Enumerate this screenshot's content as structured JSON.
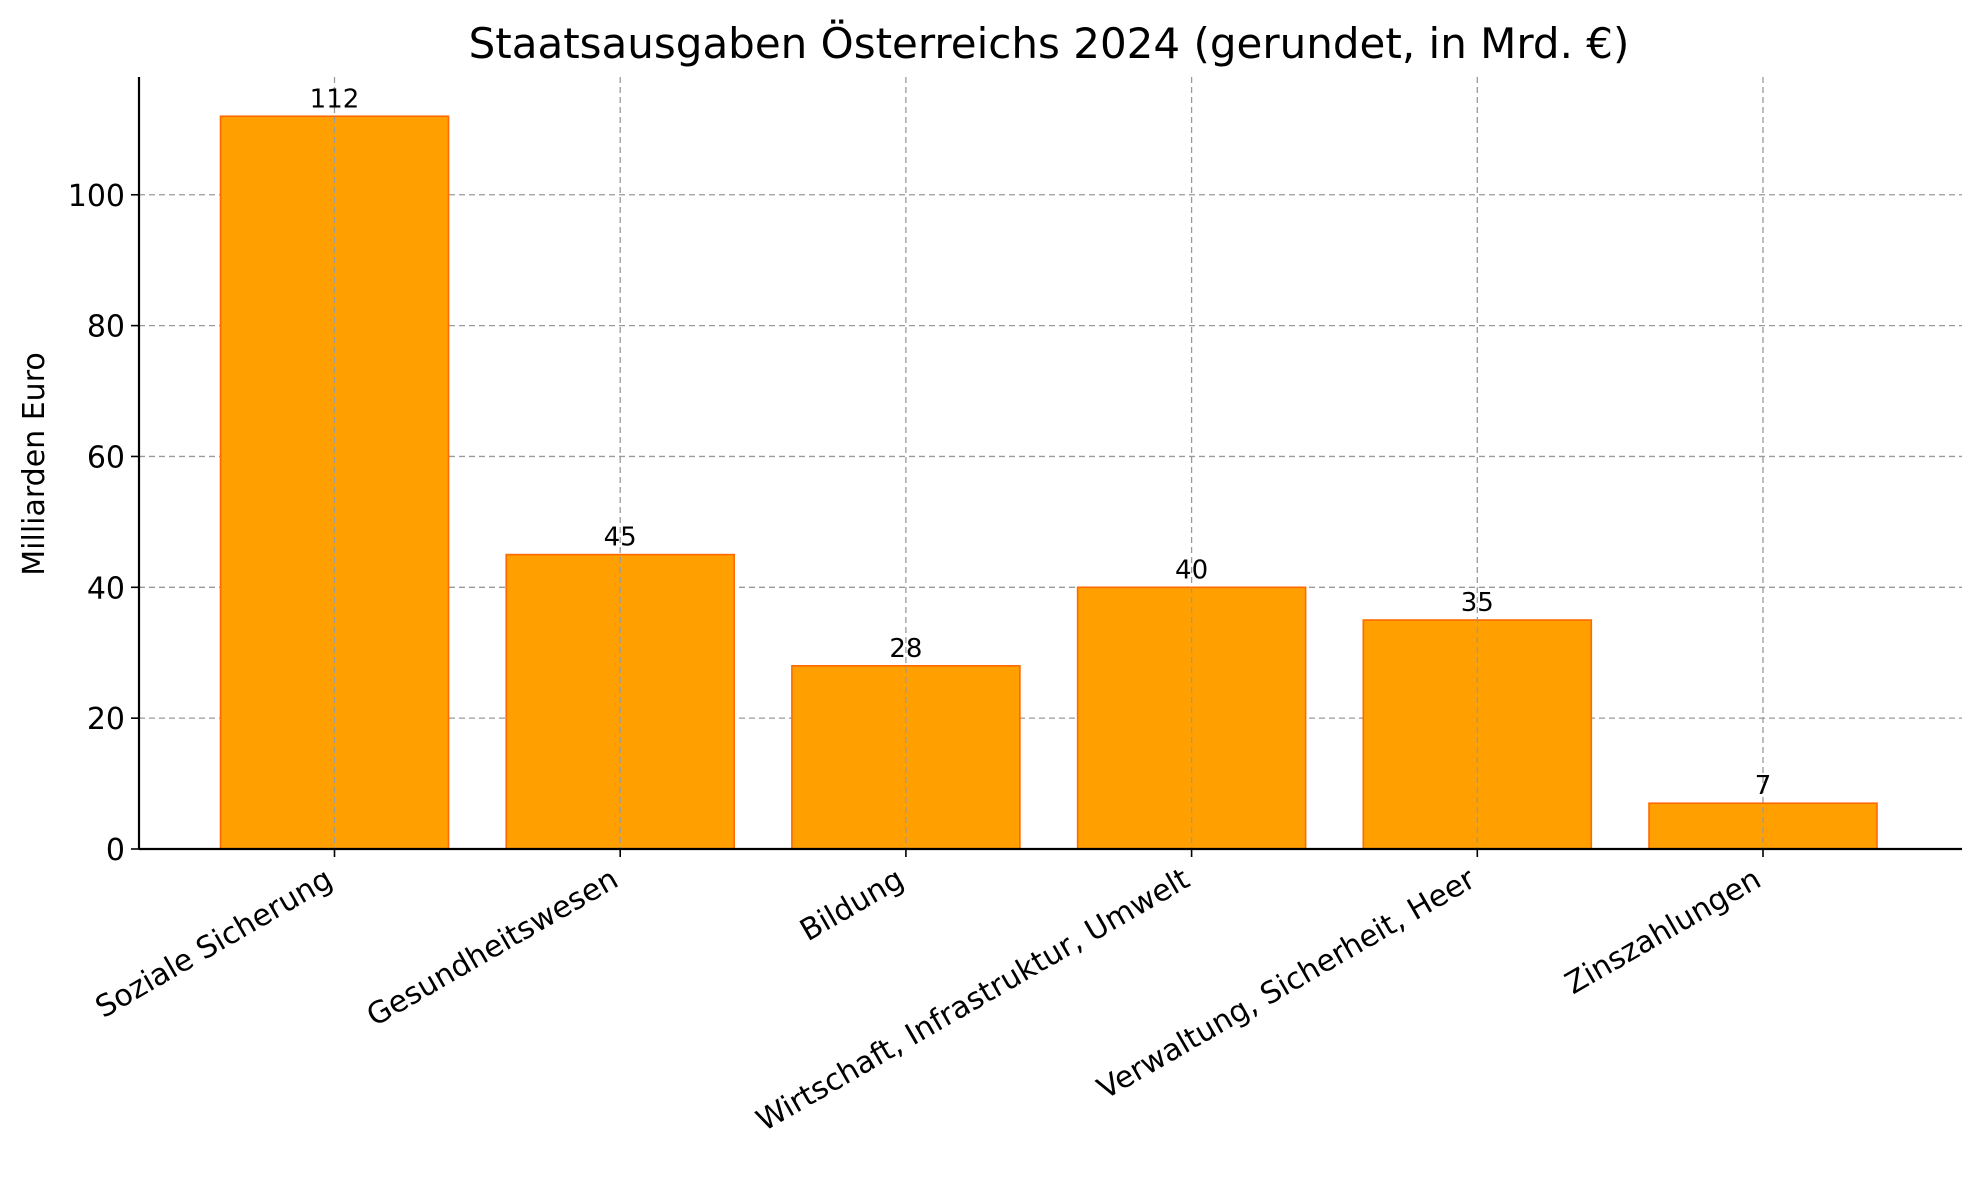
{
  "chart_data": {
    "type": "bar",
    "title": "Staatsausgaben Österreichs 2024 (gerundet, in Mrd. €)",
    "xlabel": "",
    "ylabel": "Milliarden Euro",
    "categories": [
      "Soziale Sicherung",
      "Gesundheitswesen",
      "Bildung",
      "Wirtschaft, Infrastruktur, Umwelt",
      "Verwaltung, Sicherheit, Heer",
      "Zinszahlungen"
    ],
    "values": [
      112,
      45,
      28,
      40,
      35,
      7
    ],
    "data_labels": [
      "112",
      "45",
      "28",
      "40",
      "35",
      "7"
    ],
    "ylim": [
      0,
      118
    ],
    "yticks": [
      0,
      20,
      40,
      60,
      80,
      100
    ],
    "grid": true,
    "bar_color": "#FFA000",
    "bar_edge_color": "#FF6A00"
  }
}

----------

• **TASK DESCRIPTION**
Copy every record above exactly, leaving out any pictures.

• **TASK RESPONSE**
Enumerate this screenshot's content as structured JSON.
{
  "chart_data": {
    "type": "bar",
    "title": "Staatsausgaben Österreichs 2024 (gerundet, in Mrd. €)",
    "xlabel": "",
    "ylabel": "Milliarden Euro",
    "categories": [
      "Soziale Sicherung",
      "Gesundheitswesen",
      "Bildung",
      "Wirtschaft, Infrastruktur, Umwelt",
      "Verwaltung, Sicherheit, Heer",
      "Zinszahlungen"
    ],
    "values": [
      112,
      45,
      28,
      40,
      35,
      7
    ],
    "data_labels": [
      "112",
      "45",
      "28",
      "40",
      "35",
      "7"
    ],
    "ylim": [
      0,
      118
    ],
    "yticks": [
      0,
      20,
      40,
      60,
      80,
      100
    ],
    "grid": true,
    "bar_color": "#FFA000",
    "bar_edge_color": "#FF6A00"
  }
}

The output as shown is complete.